## INFORMATION GIVEN:
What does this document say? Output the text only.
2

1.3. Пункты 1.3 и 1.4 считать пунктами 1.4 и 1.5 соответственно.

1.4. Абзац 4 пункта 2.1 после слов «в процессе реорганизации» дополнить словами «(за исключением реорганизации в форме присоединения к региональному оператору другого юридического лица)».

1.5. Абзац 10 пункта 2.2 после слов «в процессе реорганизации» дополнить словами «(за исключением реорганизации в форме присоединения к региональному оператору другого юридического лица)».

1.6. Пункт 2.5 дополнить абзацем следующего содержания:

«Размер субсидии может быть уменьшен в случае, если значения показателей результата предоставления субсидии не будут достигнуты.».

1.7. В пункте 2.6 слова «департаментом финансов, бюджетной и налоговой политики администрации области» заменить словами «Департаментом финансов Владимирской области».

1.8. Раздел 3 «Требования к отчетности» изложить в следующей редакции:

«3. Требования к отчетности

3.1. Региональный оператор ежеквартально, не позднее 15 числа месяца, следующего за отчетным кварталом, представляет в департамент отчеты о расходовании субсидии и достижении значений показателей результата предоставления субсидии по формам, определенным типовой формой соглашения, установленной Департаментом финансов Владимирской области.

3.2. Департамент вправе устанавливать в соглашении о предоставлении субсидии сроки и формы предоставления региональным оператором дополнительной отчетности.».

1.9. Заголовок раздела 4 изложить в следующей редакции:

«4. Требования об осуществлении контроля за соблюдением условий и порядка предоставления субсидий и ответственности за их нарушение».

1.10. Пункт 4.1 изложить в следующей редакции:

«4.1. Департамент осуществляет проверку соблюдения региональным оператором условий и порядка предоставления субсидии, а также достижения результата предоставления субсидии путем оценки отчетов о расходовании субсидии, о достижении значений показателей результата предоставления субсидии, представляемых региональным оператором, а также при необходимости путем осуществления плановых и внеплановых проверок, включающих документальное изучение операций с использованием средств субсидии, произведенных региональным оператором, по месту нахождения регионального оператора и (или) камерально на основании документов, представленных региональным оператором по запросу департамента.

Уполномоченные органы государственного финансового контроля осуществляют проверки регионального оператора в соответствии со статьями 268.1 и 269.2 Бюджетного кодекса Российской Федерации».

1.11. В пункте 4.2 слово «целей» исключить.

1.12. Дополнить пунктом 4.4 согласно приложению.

## EXERCISE TASK:
Collect each line of the entries that has the word "региональному", copying it in full.

## WRITTEN REPLY:
1.4. Абзац 4 пункта 2.1 после слов «в процессе реорганизации» дополнить словами «(за исключением реорганизации в форме присоединения к региональному оператору другого юридического лица)».
1.5. Абзац 10 пункта 2.2 после слов «в процессе реорганизации» дополнить словами «(за исключением реорганизации в форме присоединения к региональному оператору другого юридического лица)».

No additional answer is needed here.